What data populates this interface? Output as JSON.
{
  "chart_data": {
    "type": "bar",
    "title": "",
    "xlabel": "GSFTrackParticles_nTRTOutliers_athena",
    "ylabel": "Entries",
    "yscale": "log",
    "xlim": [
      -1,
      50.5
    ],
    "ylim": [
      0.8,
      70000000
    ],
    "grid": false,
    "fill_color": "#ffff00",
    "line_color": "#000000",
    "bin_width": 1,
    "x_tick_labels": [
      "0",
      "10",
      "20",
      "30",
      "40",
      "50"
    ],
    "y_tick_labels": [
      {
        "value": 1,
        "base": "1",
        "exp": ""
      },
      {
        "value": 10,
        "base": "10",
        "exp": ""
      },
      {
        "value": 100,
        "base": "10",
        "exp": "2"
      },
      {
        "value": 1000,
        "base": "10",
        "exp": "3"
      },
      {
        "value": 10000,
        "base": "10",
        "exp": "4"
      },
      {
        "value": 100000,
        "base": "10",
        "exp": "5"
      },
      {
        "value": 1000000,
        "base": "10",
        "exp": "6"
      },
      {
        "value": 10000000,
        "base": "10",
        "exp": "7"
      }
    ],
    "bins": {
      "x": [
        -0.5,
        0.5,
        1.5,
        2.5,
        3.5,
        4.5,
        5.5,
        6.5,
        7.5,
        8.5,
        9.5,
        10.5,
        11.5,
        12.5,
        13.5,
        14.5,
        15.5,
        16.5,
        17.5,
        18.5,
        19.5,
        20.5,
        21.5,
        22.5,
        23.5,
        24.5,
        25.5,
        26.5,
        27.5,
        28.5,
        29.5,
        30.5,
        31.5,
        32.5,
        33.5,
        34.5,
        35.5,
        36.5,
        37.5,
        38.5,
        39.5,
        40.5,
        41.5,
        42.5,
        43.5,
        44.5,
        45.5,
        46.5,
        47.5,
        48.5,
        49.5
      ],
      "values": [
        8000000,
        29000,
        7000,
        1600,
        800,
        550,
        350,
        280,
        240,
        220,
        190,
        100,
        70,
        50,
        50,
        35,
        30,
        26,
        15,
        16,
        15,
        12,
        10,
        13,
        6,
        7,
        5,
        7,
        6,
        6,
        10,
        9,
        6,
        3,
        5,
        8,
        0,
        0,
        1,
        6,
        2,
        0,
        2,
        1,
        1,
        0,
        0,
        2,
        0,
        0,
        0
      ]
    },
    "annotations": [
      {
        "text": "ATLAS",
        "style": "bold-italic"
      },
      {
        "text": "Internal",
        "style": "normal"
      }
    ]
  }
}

--------------------

STATED EXERCISE
Faithfully reproduce all of the records, character for character.

FULL ANSWER
What data populates this interface? Output as JSON.
{
  "chart_data": {
    "type": "bar",
    "title": "",
    "xlabel": "GSFTrackParticles_nTRTOutliers_athena",
    "ylabel": "Entries",
    "yscale": "log",
    "xlim": [
      -1,
      50.5
    ],
    "ylim": [
      0.8,
      70000000
    ],
    "grid": false,
    "fill_color": "#ffff00",
    "line_color": "#000000",
    "bin_width": 1,
    "x_tick_labels": [
      "0",
      "10",
      "20",
      "30",
      "40",
      "50"
    ],
    "y_tick_labels": [
      {
        "value": 1,
        "base": "1",
        "exp": ""
      },
      {
        "value": 10,
        "base": "10",
        "exp": ""
      },
      {
        "value": 100,
        "base": "10",
        "exp": "2"
      },
      {
        "value": 1000,
        "base": "10",
        "exp": "3"
      },
      {
        "value": 10000,
        "base": "10",
        "exp": "4"
      },
      {
        "value": 100000,
        "base": "10",
        "exp": "5"
      },
      {
        "value": 1000000,
        "base": "10",
        "exp": "6"
      },
      {
        "value": 10000000,
        "base": "10",
        "exp": "7"
      }
    ],
    "bins": {
      "x": [
        -0.5,
        0.5,
        1.5,
        2.5,
        3.5,
        4.5,
        5.5,
        6.5,
        7.5,
        8.5,
        9.5,
        10.5,
        11.5,
        12.5,
        13.5,
        14.5,
        15.5,
        16.5,
        17.5,
        18.5,
        19.5,
        20.5,
        21.5,
        22.5,
        23.5,
        24.5,
        25.5,
        26.5,
        27.5,
        28.5,
        29.5,
        30.5,
        31.5,
        32.5,
        33.5,
        34.5,
        35.5,
        36.5,
        37.5,
        38.5,
        39.5,
        40.5,
        41.5,
        42.5,
        43.5,
        44.5,
        45.5,
        46.5,
        47.5,
        48.5,
        49.5
      ],
      "values": [
        8000000,
        29000,
        7000,
        1600,
        800,
        550,
        350,
        280,
        240,
        220,
        190,
        100,
        70,
        50,
        50,
        35,
        30,
        26,
        15,
        16,
        15,
        12,
        10,
        13,
        6,
        7,
        5,
        7,
        6,
        6,
        10,
        9,
        6,
        3,
        5,
        8,
        0,
        0,
        1,
        6,
        2,
        0,
        2,
        1,
        1,
        0,
        0,
        2,
        0,
        0,
        0
      ]
    },
    "annotations": [
      {
        "text": "ATLAS",
        "style": "bold-italic"
      },
      {
        "text": "Internal",
        "style": "normal"
      }
    ]
  }
}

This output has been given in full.